(Chart and figure data)
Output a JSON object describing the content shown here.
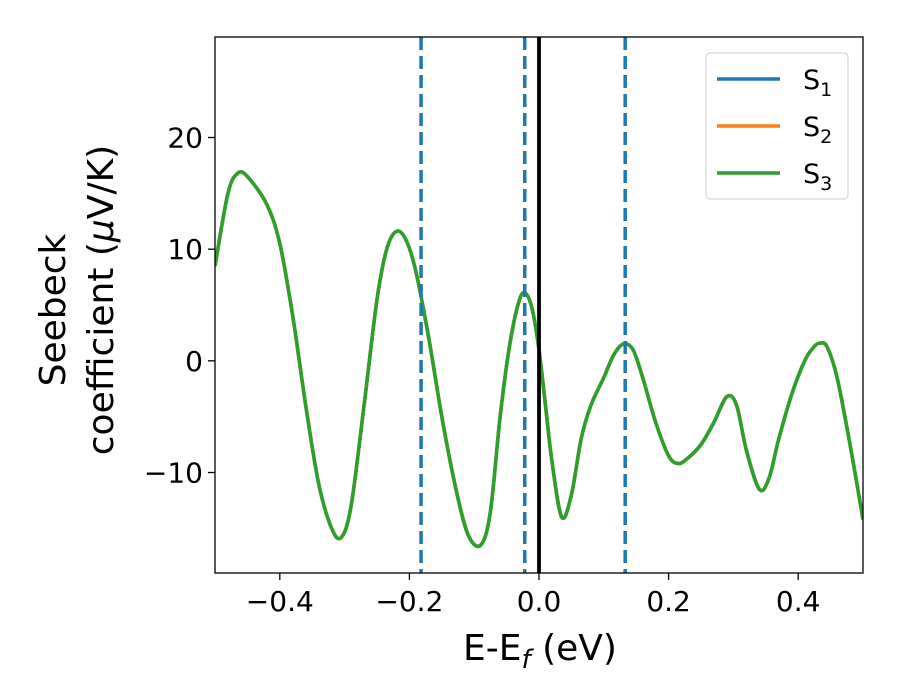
{
  "chart_data": {
    "type": "line",
    "title": "",
    "xlabel": {
      "main": "E-E",
      "sub": "f",
      "suffix": " (eV)"
    },
    "ylabel": {
      "line1": "Seebeck",
      "line2_prefix": "coefficient  (",
      "mu": "μ",
      "line2_suffix": "V/K)"
    },
    "xlim": [
      -0.5,
      0.5
    ],
    "ylim": [
      -19,
      29
    ],
    "x_ticks": [
      -0.4,
      -0.2,
      0.0,
      0.2,
      0.4
    ],
    "x_tick_labels": [
      "−0.4",
      "−0.2",
      "0.0",
      "0.2",
      "0.4"
    ],
    "y_ticks": [
      -10,
      0,
      10,
      20
    ],
    "y_tick_labels": [
      "−10",
      "0",
      "10",
      "20"
    ],
    "grid": false,
    "legend_position": "top-right",
    "fermi_line": {
      "x": 0.0,
      "color": "#000000",
      "style": "solid"
    },
    "vlines": [
      {
        "x": -0.182,
        "color": "#1f77b4",
        "style": "dashed"
      },
      {
        "x": -0.022,
        "color": "#1f77b4",
        "style": "dashed"
      },
      {
        "x": 0.133,
        "color": "#1f77b4",
        "style": "dashed"
      }
    ],
    "series": [
      {
        "name": "S",
        "sub": "1",
        "color": "#1f77b4"
      },
      {
        "name": "S",
        "sub": "2",
        "color": "#ff7f0e"
      },
      {
        "name": "S",
        "sub": "3",
        "color": "#2ca02c"
      }
    ],
    "x": [
      -0.5,
      -0.48,
      -0.465,
      -0.45,
      -0.42,
      -0.4,
      -0.38,
      -0.36,
      -0.34,
      -0.32,
      -0.305,
      -0.29,
      -0.27,
      -0.25,
      -0.235,
      -0.22,
      -0.205,
      -0.19,
      -0.17,
      -0.15,
      -0.13,
      -0.11,
      -0.09,
      -0.075,
      -0.06,
      -0.045,
      -0.03,
      -0.02,
      -0.01,
      0.0,
      0.01,
      0.02,
      0.035,
      0.05,
      0.065,
      0.08,
      0.1,
      0.115,
      0.13,
      0.145,
      0.16,
      0.18,
      0.2,
      0.215,
      0.23,
      0.25,
      0.27,
      0.29,
      0.305,
      0.32,
      0.34,
      0.355,
      0.37,
      0.39,
      0.41,
      0.425,
      0.435,
      0.445,
      0.46,
      0.48,
      0.5
    ],
    "y": [
      8.5,
      15.0,
      16.8,
      16.5,
      14.0,
      10.5,
      4.0,
      -4.0,
      -11.0,
      -15.0,
      -15.8,
      -13.0,
      -4.0,
      5.5,
      10.0,
      11.6,
      10.8,
      8.0,
      2.0,
      -5.0,
      -11.0,
      -15.5,
      -16.5,
      -13.5,
      -5.0,
      1.5,
      5.5,
      6.0,
      4.5,
      1.0,
      -4.0,
      -9.0,
      -14.0,
      -12.0,
      -7.0,
      -4.0,
      -1.5,
      0.5,
      1.5,
      1.0,
      -1.5,
      -5.5,
      -8.5,
      -9.2,
      -8.7,
      -7.5,
      -5.5,
      -3.2,
      -4.0,
      -8.0,
      -11.5,
      -10.5,
      -7.0,
      -3.0,
      0.0,
      1.3,
      1.6,
      1.2,
      -1.5,
      -7.5,
      -14.2
    ]
  }
}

» AIM OF THE TASK: Transcribe the records above exactly as they appear, leaving out any pictures.

» SOLVED EXERCISE:
Output a JSON object describing the content shown here.
{
  "chart_data": {
    "type": "line",
    "title": "",
    "xlabel": {
      "main": "E-E",
      "sub": "f",
      "suffix": " (eV)"
    },
    "ylabel": {
      "line1": "Seebeck",
      "line2_prefix": "coefficient  (",
      "mu": "μ",
      "line2_suffix": "V/K)"
    },
    "xlim": [
      -0.5,
      0.5
    ],
    "ylim": [
      -19,
      29
    ],
    "x_ticks": [
      -0.4,
      -0.2,
      0.0,
      0.2,
      0.4
    ],
    "x_tick_labels": [
      "−0.4",
      "−0.2",
      "0.0",
      "0.2",
      "0.4"
    ],
    "y_ticks": [
      -10,
      0,
      10,
      20
    ],
    "y_tick_labels": [
      "−10",
      "0",
      "10",
      "20"
    ],
    "grid": false,
    "legend_position": "top-right",
    "fermi_line": {
      "x": 0.0,
      "color": "#000000",
      "style": "solid"
    },
    "vlines": [
      {
        "x": -0.182,
        "color": "#1f77b4",
        "style": "dashed"
      },
      {
        "x": -0.022,
        "color": "#1f77b4",
        "style": "dashed"
      },
      {
        "x": 0.133,
        "color": "#1f77b4",
        "style": "dashed"
      }
    ],
    "series": [
      {
        "name": "S",
        "sub": "1",
        "color": "#1f77b4"
      },
      {
        "name": "S",
        "sub": "2",
        "color": "#ff7f0e"
      },
      {
        "name": "S",
        "sub": "3",
        "color": "#2ca02c"
      }
    ],
    "x": [
      -0.5,
      -0.48,
      -0.465,
      -0.45,
      -0.42,
      -0.4,
      -0.38,
      -0.36,
      -0.34,
      -0.32,
      -0.305,
      -0.29,
      -0.27,
      -0.25,
      -0.235,
      -0.22,
      -0.205,
      -0.19,
      -0.17,
      -0.15,
      -0.13,
      -0.11,
      -0.09,
      -0.075,
      -0.06,
      -0.045,
      -0.03,
      -0.02,
      -0.01,
      0.0,
      0.01,
      0.02,
      0.035,
      0.05,
      0.065,
      0.08,
      0.1,
      0.115,
      0.13,
      0.145,
      0.16,
      0.18,
      0.2,
      0.215,
      0.23,
      0.25,
      0.27,
      0.29,
      0.305,
      0.32,
      0.34,
      0.355,
      0.37,
      0.39,
      0.41,
      0.425,
      0.435,
      0.445,
      0.46,
      0.48,
      0.5
    ],
    "y": [
      8.5,
      15.0,
      16.8,
      16.5,
      14.0,
      10.5,
      4.0,
      -4.0,
      -11.0,
      -15.0,
      -15.8,
      -13.0,
      -4.0,
      5.5,
      10.0,
      11.6,
      10.8,
      8.0,
      2.0,
      -5.0,
      -11.0,
      -15.5,
      -16.5,
      -13.5,
      -5.0,
      1.5,
      5.5,
      6.0,
      4.5,
      1.0,
      -4.0,
      -9.0,
      -14.0,
      -12.0,
      -7.0,
      -4.0,
      -1.5,
      0.5,
      1.5,
      1.0,
      -1.5,
      -5.5,
      -8.5,
      -9.2,
      -8.7,
      -7.5,
      -5.5,
      -3.2,
      -4.0,
      -8.0,
      -11.5,
      -10.5,
      -7.0,
      -3.0,
      0.0,
      1.3,
      1.6,
      1.2,
      -1.5,
      -7.5,
      -14.2
    ]
  }
}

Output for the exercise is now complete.